— START SUPPLIED ENTRIES —

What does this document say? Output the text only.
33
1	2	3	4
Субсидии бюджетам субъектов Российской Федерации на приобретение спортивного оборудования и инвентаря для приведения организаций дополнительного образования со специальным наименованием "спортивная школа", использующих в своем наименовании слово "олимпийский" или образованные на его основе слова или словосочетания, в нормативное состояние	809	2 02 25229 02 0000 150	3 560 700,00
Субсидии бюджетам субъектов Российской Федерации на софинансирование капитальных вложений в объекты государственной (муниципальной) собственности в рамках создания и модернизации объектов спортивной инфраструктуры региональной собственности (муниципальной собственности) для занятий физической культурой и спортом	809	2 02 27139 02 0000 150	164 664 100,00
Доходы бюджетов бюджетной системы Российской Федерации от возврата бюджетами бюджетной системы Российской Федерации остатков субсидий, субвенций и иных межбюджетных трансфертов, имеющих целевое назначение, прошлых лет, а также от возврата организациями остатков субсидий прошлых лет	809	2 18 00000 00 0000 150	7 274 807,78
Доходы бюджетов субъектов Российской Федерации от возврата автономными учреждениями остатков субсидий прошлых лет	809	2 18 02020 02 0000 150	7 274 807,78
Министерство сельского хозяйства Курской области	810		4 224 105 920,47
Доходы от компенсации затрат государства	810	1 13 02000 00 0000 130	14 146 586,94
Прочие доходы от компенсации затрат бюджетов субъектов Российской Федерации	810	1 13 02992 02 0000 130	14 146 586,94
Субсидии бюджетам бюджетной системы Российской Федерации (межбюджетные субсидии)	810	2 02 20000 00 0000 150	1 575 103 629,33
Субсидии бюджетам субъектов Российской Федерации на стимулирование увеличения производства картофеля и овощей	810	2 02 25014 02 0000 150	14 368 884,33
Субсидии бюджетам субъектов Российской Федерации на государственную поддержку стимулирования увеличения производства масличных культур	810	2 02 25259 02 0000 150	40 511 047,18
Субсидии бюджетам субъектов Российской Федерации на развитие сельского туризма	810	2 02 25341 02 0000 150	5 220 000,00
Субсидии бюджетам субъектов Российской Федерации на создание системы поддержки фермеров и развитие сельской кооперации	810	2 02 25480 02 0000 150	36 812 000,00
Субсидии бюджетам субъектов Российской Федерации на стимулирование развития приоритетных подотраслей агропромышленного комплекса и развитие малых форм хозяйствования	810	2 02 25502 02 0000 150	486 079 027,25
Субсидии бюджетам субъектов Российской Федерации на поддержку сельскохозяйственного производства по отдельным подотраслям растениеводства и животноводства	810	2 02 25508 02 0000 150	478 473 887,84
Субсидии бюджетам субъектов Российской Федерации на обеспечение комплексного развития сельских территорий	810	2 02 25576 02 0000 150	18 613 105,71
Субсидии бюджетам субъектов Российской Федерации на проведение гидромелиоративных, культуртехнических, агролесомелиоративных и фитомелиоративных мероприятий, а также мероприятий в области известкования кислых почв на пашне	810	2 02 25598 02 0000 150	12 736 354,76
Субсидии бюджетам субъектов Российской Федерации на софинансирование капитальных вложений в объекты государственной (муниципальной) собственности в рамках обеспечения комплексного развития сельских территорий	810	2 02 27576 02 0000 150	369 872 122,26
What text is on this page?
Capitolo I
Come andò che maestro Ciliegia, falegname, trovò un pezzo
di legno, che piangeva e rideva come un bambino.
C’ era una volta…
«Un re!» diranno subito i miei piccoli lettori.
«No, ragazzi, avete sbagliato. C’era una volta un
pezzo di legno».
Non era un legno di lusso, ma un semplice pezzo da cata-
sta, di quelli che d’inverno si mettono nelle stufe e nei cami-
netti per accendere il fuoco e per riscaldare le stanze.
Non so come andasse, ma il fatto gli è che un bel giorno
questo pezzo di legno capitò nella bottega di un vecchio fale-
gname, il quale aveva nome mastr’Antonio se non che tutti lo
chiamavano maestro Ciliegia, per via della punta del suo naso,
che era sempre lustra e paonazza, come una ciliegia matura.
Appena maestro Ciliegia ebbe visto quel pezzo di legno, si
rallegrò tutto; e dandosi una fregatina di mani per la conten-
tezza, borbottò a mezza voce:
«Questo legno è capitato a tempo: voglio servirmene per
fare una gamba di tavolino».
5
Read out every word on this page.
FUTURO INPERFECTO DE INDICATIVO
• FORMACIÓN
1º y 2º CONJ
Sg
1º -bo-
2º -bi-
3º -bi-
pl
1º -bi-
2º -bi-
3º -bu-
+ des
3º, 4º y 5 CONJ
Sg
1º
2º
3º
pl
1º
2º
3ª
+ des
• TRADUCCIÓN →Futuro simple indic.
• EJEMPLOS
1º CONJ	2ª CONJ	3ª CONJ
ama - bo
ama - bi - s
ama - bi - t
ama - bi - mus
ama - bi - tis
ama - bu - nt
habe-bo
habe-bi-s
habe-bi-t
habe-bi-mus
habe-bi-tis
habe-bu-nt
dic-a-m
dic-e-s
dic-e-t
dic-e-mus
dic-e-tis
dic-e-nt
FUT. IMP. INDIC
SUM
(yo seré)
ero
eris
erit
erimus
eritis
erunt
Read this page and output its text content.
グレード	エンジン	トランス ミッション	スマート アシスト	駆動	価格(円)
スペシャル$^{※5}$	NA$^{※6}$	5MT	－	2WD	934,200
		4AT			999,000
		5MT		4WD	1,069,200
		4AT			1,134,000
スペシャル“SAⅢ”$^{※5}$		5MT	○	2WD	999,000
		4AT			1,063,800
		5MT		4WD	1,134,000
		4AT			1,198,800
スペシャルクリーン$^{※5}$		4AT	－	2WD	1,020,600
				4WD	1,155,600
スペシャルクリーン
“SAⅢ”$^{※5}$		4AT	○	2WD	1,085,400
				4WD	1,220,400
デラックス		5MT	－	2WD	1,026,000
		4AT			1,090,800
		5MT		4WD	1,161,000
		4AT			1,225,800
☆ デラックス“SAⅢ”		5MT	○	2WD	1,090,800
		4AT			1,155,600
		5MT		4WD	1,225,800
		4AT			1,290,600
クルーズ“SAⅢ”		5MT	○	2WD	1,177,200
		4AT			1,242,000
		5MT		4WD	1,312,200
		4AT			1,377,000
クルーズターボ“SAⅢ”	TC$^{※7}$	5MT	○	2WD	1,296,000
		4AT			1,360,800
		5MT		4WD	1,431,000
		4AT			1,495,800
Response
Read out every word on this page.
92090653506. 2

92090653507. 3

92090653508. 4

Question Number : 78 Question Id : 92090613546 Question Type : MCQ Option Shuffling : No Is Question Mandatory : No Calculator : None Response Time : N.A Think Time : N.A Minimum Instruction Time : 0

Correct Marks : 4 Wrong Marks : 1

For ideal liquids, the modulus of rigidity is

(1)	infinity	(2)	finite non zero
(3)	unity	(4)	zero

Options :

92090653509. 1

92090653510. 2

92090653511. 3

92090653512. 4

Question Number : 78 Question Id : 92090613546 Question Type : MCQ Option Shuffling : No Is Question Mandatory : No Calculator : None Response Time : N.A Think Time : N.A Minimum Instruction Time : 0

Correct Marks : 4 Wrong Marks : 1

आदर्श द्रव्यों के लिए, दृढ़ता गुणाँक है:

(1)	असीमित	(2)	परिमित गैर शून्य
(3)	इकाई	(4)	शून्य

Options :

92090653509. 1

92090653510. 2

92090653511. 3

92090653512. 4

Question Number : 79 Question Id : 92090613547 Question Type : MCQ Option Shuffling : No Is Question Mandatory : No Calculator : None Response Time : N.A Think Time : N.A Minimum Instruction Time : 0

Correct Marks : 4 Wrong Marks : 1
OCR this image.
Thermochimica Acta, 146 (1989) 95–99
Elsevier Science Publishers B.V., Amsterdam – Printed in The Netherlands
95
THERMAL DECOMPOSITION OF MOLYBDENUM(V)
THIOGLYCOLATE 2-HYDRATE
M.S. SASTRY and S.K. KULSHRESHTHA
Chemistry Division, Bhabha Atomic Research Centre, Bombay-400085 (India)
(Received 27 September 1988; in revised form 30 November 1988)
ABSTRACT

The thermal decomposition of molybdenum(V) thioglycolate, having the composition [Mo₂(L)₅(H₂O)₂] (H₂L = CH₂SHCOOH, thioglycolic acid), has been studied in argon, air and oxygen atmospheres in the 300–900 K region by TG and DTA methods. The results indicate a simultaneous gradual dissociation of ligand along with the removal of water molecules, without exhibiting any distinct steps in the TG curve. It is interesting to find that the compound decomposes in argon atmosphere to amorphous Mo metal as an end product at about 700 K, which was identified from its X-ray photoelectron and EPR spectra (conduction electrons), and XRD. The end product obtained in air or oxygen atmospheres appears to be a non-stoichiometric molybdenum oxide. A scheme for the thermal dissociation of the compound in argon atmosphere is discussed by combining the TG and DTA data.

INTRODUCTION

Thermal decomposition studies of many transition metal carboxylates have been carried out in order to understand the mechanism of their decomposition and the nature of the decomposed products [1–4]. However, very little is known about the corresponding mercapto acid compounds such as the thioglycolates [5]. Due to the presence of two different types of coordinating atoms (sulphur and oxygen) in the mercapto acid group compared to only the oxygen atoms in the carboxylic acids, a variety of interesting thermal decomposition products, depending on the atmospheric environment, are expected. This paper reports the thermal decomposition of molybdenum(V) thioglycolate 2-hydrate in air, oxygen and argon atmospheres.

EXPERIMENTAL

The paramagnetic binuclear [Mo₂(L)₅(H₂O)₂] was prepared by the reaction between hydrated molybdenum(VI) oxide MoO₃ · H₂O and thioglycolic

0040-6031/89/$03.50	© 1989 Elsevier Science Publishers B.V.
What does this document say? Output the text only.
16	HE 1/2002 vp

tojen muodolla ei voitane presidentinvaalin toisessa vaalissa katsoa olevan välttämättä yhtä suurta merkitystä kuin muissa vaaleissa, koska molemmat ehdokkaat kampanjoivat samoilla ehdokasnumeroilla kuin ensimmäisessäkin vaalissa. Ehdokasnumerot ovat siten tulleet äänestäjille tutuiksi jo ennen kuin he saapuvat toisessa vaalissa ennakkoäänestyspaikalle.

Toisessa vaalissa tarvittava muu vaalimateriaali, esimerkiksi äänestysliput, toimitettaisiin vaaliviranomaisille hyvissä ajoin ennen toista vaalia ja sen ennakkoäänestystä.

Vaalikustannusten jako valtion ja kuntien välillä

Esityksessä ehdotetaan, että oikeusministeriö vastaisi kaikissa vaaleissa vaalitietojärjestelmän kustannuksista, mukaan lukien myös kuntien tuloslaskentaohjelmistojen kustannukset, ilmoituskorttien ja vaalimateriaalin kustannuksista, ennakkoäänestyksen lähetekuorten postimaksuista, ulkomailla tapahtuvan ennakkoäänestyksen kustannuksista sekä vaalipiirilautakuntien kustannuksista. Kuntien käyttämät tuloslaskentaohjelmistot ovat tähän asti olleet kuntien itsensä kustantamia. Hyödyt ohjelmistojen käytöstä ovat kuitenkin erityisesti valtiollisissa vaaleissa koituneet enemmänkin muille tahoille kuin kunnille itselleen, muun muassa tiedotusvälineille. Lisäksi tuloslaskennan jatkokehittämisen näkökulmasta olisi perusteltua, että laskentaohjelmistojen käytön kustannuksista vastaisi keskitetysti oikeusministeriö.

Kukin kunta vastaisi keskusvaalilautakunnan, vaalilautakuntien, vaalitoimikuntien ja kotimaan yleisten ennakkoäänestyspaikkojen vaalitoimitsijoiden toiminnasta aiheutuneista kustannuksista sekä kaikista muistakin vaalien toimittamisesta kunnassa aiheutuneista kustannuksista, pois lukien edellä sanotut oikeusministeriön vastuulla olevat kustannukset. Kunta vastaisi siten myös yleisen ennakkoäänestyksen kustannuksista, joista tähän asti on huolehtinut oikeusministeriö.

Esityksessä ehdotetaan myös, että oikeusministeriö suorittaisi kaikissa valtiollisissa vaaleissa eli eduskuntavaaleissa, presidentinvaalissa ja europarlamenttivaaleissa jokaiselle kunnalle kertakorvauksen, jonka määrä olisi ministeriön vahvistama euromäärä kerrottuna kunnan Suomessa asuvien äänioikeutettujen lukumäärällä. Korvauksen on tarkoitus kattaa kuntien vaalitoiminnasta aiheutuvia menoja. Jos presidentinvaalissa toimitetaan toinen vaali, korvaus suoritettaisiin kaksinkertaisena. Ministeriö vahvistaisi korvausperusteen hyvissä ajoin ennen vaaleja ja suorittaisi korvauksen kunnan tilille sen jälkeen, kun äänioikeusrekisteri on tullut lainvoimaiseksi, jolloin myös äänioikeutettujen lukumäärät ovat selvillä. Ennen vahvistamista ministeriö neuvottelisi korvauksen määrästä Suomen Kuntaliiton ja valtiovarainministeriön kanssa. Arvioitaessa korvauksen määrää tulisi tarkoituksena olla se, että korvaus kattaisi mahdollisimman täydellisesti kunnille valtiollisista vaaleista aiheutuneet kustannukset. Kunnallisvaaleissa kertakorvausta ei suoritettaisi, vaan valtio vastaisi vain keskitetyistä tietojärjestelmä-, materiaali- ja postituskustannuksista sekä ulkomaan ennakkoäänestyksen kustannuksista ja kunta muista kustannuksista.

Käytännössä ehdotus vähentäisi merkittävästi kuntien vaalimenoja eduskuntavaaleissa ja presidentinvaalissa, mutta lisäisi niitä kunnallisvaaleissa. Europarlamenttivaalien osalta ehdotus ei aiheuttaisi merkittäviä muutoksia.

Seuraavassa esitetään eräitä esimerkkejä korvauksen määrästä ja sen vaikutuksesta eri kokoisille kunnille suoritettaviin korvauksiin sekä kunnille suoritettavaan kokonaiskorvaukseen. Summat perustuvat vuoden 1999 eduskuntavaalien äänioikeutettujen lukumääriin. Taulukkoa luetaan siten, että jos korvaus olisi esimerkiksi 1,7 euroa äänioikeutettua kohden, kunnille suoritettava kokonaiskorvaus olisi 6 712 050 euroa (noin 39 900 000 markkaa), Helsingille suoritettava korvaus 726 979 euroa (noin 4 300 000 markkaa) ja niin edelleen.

— END SUPPLIED ENTRIES —

▸ REQUEST
Pick out each line containing the string "Publishers" and copy it.

▸ CORRECT OUTPUT
Elsevier Science Publishers B.V., Amsterdam – Printed in The Netherlands
0040-6031/89/$03.50	© 1989 Elsevier Science Publishers B.V.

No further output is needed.